Written task - Write out every line of the material as it stands, apart from the pictures.
::::
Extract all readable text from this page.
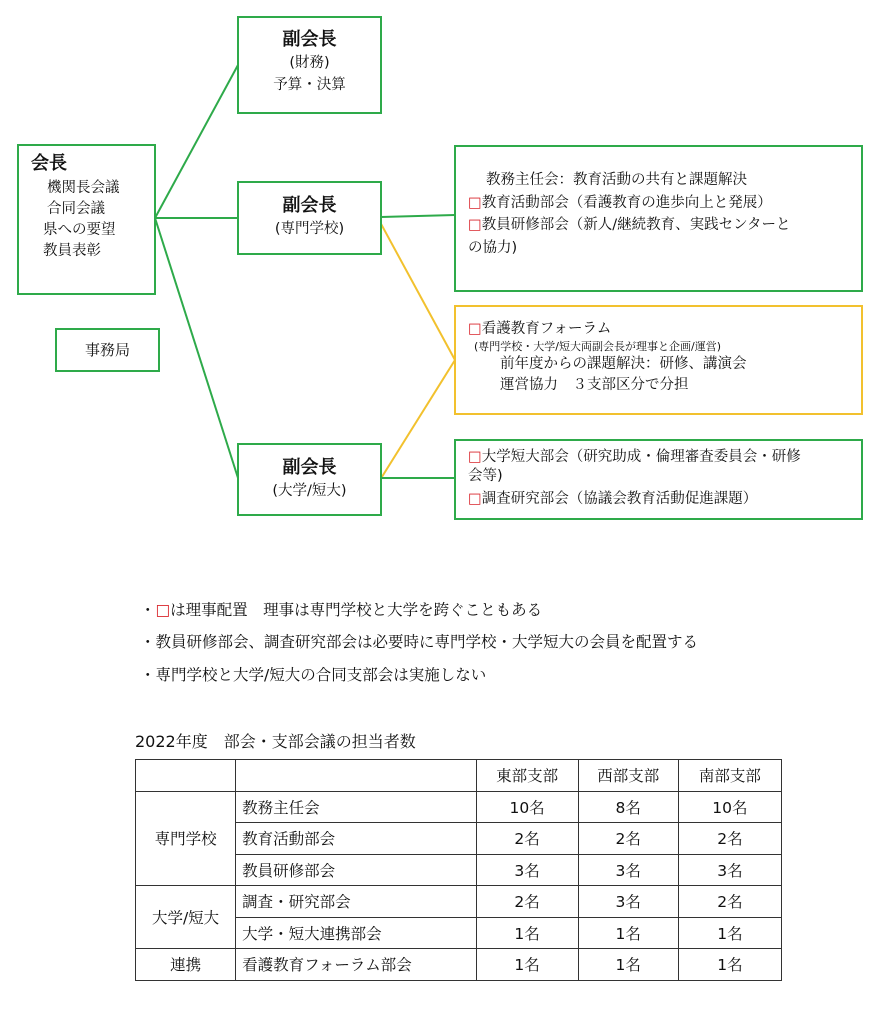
会長
機関長会議
合同会議
県への要望
教員表彰
事務局
副会長
(財務)
予算・決算
副会長
(専門学校)
副会長
(大学/短大)
教務主任会：教育活動の共有と課題解決
□教育活動部会（看護教育の進歩向上と発展）
□教員研修部会（新人/継続教育、実践センターと
の協力)
□看護教育フォーラム
(専門学校・大学/短大両副会長が理事と企画/運営)
前年度からの課題解決：研修、講演会
運営協力　３支部区分で分担
□大学短大部会（研究助成・倫理審査委員会・研修
会等)
□調査研究部会（協議会教育活動促進課題）
・□は理事配置　理事は専門学校と大学を跨ぐこともある
・教員研修部会、調査研究部会は必要時に専門学校・大学短大の会員を配置する
・専門学校と大学/短大の合同支部会は実施しない
2022年度　部会・支部会議の担当者数
		東部支部	西部支部	南部支部
専門学校	教務主任会	10名	8名	10名
	教育活動部会	2名	2名	2名
	教員研修部会	3名	3名	3名
大学/短大	調査・研究部会	2名	3名	2名
	大学・短大連携部会	1名	1名	1名
連携	看護教育フォーラム部会	1名	1名	1名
::::
Solved exercise -
Extract all readable text from this page.
会長
機関長会議
合同会議
県への要望
教員表彰
事務局
副会長
(財務)
予算・決算
副会長
(専門学校)
副会長
(大学/短大)
教務主任会：教育活動の共有と課題解決
□教育活動部会（看護教育の進歩向上と発展）
□教員研修部会（新人/継続教育、実践センターと
の協力)
□看護教育フォーラム
(専門学校・大学/短大両副会長が理事と企画/運営)
前年度からの課題解決：研修、講演会
運営協力　３支部区分で分担
□大学短大部会（研究助成・倫理審査委員会・研修
会等)
□調査研究部会（協議会教育活動促進課題）
・□は理事配置　理事は専門学校と大学を跨ぐこともある
・教員研修部会、調査研究部会は必要時に専門学校・大学短大の会員を配置する
・専門学校と大学/短大の合同支部会は実施しない
2022年度　部会・支部会議の担当者数
		東部支部	西部支部	南部支部
専門学校	教務主任会	10名	8名	10名
	教育活動部会	2名	2名	2名
	教員研修部会	3名	3名	3名
大学/短大	調査・研究部会	2名	3名	2名
	大学・短大連携部会	1名	1名	1名
連携	看護教育フォーラム部会	1名	1名	1名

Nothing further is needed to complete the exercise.